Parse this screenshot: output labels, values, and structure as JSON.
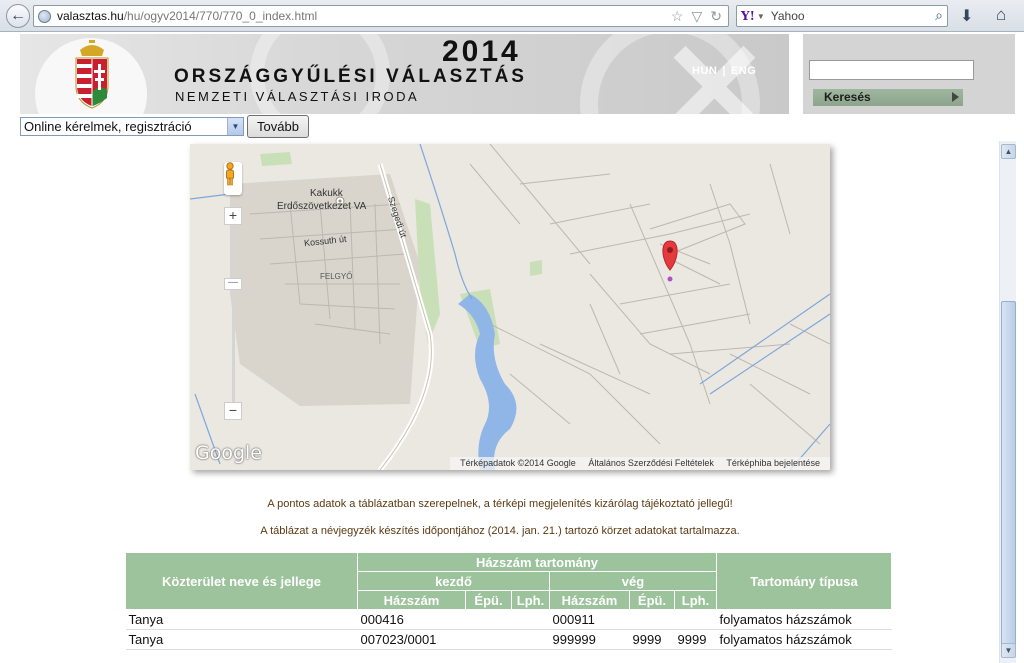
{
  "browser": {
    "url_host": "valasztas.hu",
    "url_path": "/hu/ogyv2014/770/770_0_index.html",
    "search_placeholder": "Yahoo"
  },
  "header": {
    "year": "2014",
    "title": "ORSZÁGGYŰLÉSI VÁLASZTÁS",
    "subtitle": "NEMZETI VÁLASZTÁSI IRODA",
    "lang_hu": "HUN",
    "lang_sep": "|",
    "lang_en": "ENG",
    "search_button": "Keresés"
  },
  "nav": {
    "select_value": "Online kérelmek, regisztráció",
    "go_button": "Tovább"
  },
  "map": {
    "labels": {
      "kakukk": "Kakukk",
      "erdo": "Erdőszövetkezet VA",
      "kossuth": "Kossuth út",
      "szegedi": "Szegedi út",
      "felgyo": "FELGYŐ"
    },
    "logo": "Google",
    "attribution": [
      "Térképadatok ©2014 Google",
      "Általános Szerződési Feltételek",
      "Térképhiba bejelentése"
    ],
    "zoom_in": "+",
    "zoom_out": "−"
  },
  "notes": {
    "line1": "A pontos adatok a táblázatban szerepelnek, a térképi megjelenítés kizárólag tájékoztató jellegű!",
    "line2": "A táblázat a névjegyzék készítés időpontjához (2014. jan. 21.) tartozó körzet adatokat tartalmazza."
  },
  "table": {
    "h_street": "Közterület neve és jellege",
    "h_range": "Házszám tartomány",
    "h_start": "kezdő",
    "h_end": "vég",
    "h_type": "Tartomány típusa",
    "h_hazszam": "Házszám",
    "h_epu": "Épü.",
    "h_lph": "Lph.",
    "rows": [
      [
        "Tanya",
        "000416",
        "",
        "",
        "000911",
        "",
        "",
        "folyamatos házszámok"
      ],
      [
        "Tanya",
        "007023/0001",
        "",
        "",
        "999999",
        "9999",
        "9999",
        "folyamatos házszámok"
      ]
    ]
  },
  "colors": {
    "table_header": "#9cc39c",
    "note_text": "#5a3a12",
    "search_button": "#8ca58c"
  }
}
*-*-*
Stated goal
Pictures are to be left out; repeat all the remaining data exactly.

Complete answer
Parse this screenshot: output labels, values, and structure as JSON.
{
  "browser": {
    "url_host": "valasztas.hu",
    "url_path": "/hu/ogyv2014/770/770_0_index.html",
    "search_placeholder": "Yahoo"
  },
  "header": {
    "year": "2014",
    "title": "ORSZÁGGYŰLÉSI VÁLASZTÁS",
    "subtitle": "NEMZETI VÁLASZTÁSI IRODA",
    "lang_hu": "HUN",
    "lang_sep": "|",
    "lang_en": "ENG",
    "search_button": "Keresés"
  },
  "nav": {
    "select_value": "Online kérelmek, regisztráció",
    "go_button": "Tovább"
  },
  "map": {
    "labels": {
      "kakukk": "Kakukk",
      "erdo": "Erdőszövetkezet VA",
      "kossuth": "Kossuth út",
      "szegedi": "Szegedi út",
      "felgyo": "FELGYŐ"
    },
    "logo": "Google",
    "attribution": [
      "Térképadatok ©2014 Google",
      "Általános Szerződési Feltételek",
      "Térképhiba bejelentése"
    ],
    "zoom_in": "+",
    "zoom_out": "−"
  },
  "notes": {
    "line1": "A pontos adatok a táblázatban szerepelnek, a térképi megjelenítés kizárólag tájékoztató jellegű!",
    "line2": "A táblázat a névjegyzék készítés időpontjához (2014. jan. 21.) tartozó körzet adatokat tartalmazza."
  },
  "table": {
    "h_street": "Közterület neve és jellege",
    "h_range": "Házszám tartomány",
    "h_start": "kezdő",
    "h_end": "vég",
    "h_type": "Tartomány típusa",
    "h_hazszam": "Házszám",
    "h_epu": "Épü.",
    "h_lph": "Lph.",
    "rows": [
      [
        "Tanya",
        "000416",
        "",
        "",
        "000911",
        "",
        "",
        "folyamatos házszámok"
      ],
      [
        "Tanya",
        "007023/0001",
        "",
        "",
        "999999",
        "9999",
        "9999",
        "folyamatos házszámok"
      ]
    ]
  },
  "colors": {
    "table_header": "#9cc39c",
    "note_text": "#5a3a12",
    "search_button": "#8ca58c"
  }
}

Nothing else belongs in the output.